▸ **DIRECTIVE**: Pictures stay out of your copy, but everything else in the records below must be repeated exactly.

[Start of DATA SECTION]

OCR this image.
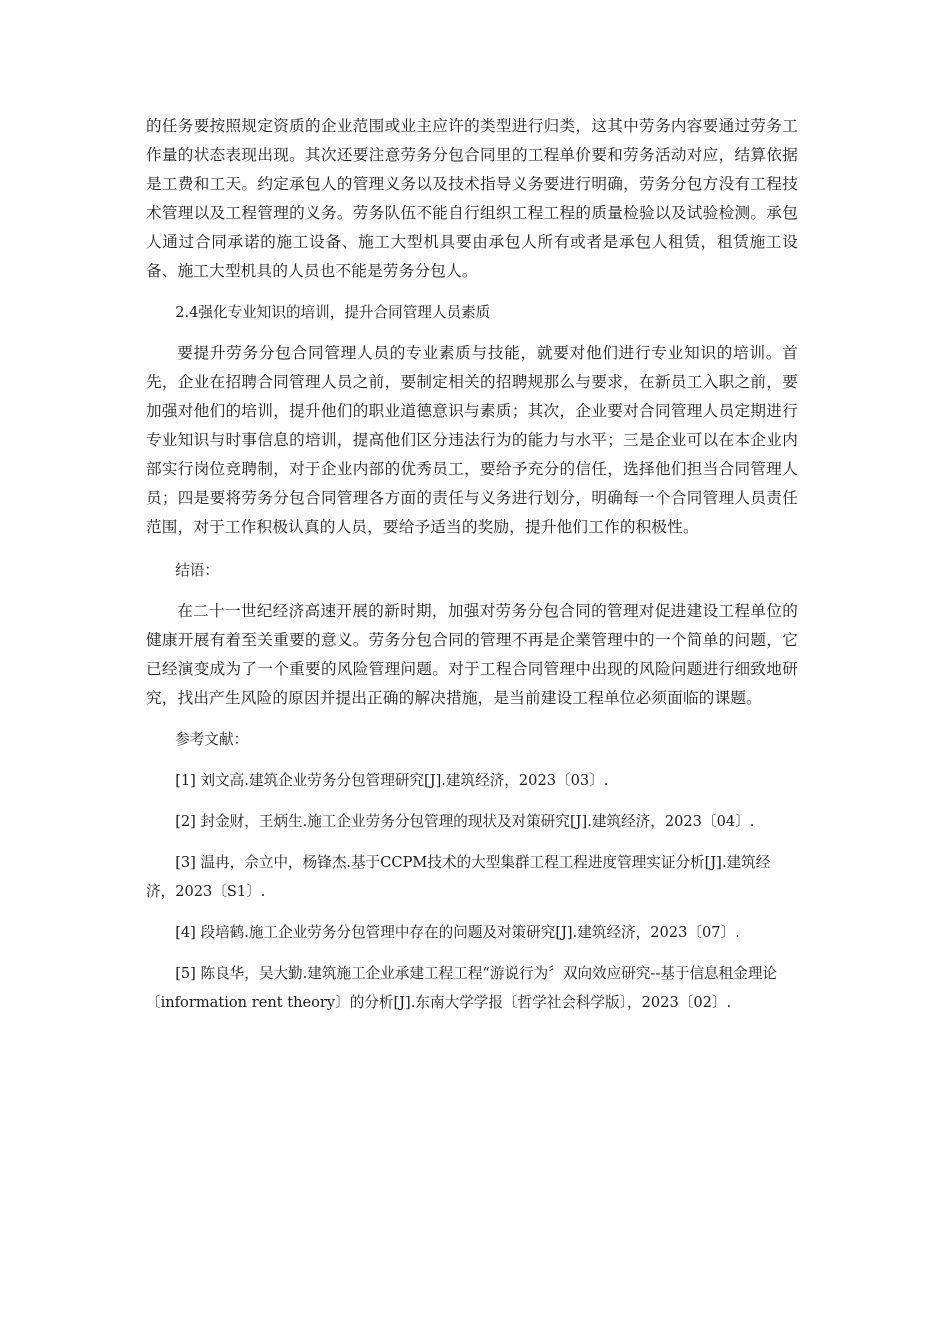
的任务要按照规定资质的企业范围或业主应许的类型进行归类，这其中劳务内容要通过劳务工作量的状态表现出现。其次还要注意劳务分包合同里的工程单价要和劳务活动对应，结算依据是工费和工天。约定承包人的管理义务以及技术指导义务要进行明确，劳务分包方没有工程技术管理以及工程管理的义务。劳务队伍不能自行组织工程工程的质量检验以及试验检测。承包人通过合同承诺的施工设备、施工大型机具要由承包人所有或者是承包人租赁，租赁施工设备、施工大型机具的人员也不能是劳务分包人。

2.4强化专业知识的培训，提升合同管理人员素质

要提升劳务分包合同管理人员的专业素质与技能，就要对他们进行专业知识的培训。首先，企业在招聘合同管理人员之前，要制定相关的招聘规那么与要求，在新员工入职之前，要加强对他们的培训，提升他们的职业道德意识与素质；其次，企业要对合同管理人员定期进行专业知识与时事信息的培训，提高他们区分违法行为的能力与水平；三是企业可以在本企业内部实行岗位竞聘制，对于企业内部的优秀员工，要给予充分的信任，选择他们担当合同管理人员；四是要将劳务分包合同管理各方面的责任与义务进行划分，明确每一个合同管理人员责任范围，对于工作积极认真的人员，要给予适当的奖励，提升他们工作的积极性。

结语：

在二十一世纪经济高速开展的新时期，加强对劳务分包合同的管理对促进建设工程单位的健康开展有着至关重要的意义。劳务分包合同的管理不再是企業管理中的一个简单的问题，它已经演变成为了一个重要的风险管理问题。对于工程合同管理中出现的风险问题进行细致地研究，找出产生风险的原因并提出正确的解决措施，是当前建设工程单位必须面临的课题。

参考文献：

[1] 刘文高.建筑企业劳务分包管理研究[J].建筑经济，2023〔03〕.

[2] 封金财，王炳生.施工企业劳务分包管理的现状及对策研究[J].建筑经济，2023〔04〕.

[3] 温冉，佘立中，杨锋杰.基于CCPM技术的大型集群工程工程进度管理实证分析[J].建筑经济，2023〔S1〕.

[4] 段培鹤.施工企业劳务分包管理中存在的问题及对策研究[J].建筑经济，2023〔07〕.

[5] 陈良华，吴大勤.建筑施工企业承建工程工程“游说行为〞双向效应研究--基于信息租金理论〔information rent theory〕的分析[J].东南大学学报〔哲学社会科学版〕，2023〔02〕.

[End of DATA SECTION]

▸ **RESPONSE FOR THIS EXERCISE**:
OCR this image.
的任务要按照规定资质的企业范围或业主应许的类型进行归类，这其中劳务内容要通过劳务工作量的状态表现出现。其次还要注意劳务分包合同里的工程单价要和劳务活动对应，结算依据是工费和工天。约定承包人的管理义务以及技术指导义务要进行明确，劳务分包方没有工程技术管理以及工程管理的义务。劳务队伍不能自行组织工程工程的质量检验以及试验检测。承包人通过合同承诺的施工设备、施工大型机具要由承包人所有或者是承包人租赁，租赁施工设备、施工大型机具的人员也不能是劳务分包人。

2.4强化专业知识的培训，提升合同管理人员素质

要提升劳务分包合同管理人员的专业素质与技能，就要对他们进行专业知识的培训。首先，企业在招聘合同管理人员之前，要制定相关的招聘规那么与要求，在新员工入职之前，要加强对他们的培训，提升他们的职业道德意识与素质；其次，企业要对合同管理人员定期进行专业知识与时事信息的培训，提高他们区分违法行为的能力与水平；三是企业可以在本企业内部实行岗位竞聘制，对于企业内部的优秀员工，要给予充分的信任，选择他们担当合同管理人员；四是要将劳务分包合同管理各方面的责任与义务进行划分，明确每一个合同管理人员责任范围，对于工作积极认真的人员，要给予适当的奖励，提升他们工作的积极性。

结语：

在二十一世纪经济高速开展的新时期，加强对劳务分包合同的管理对促进建设工程单位的健康开展有着至关重要的意义。劳务分包合同的管理不再是企業管理中的一个简单的问题，它已经演变成为了一个重要的风险管理问题。对于工程合同管理中出现的风险问题进行细致地研究，找出产生风险的原因并提出正确的解决措施，是当前建设工程单位必须面临的课题。

参考文献：

[1] 刘文高.建筑企业劳务分包管理研究[J].建筑经济，2023〔03〕.

[2] 封金财，王炳生.施工企业劳务分包管理的现状及对策研究[J].建筑经济，2023〔04〕.

[3] 温冉，佘立中，杨锋杰.基于CCPM技术的大型集群工程工程进度管理实证分析[J].建筑经济，2023〔S1〕.

[4] 段培鹤.施工企业劳务分包管理中存在的问题及对策研究[J].建筑经济，2023〔07〕.

[5] 陈良华，吴大勤.建筑施工企业承建工程工程“游说行为〞双向效应研究--基于信息租金理论〔information rent theory〕的分析[J].东南大学学报〔哲学社会科学版〕，2023〔02〕.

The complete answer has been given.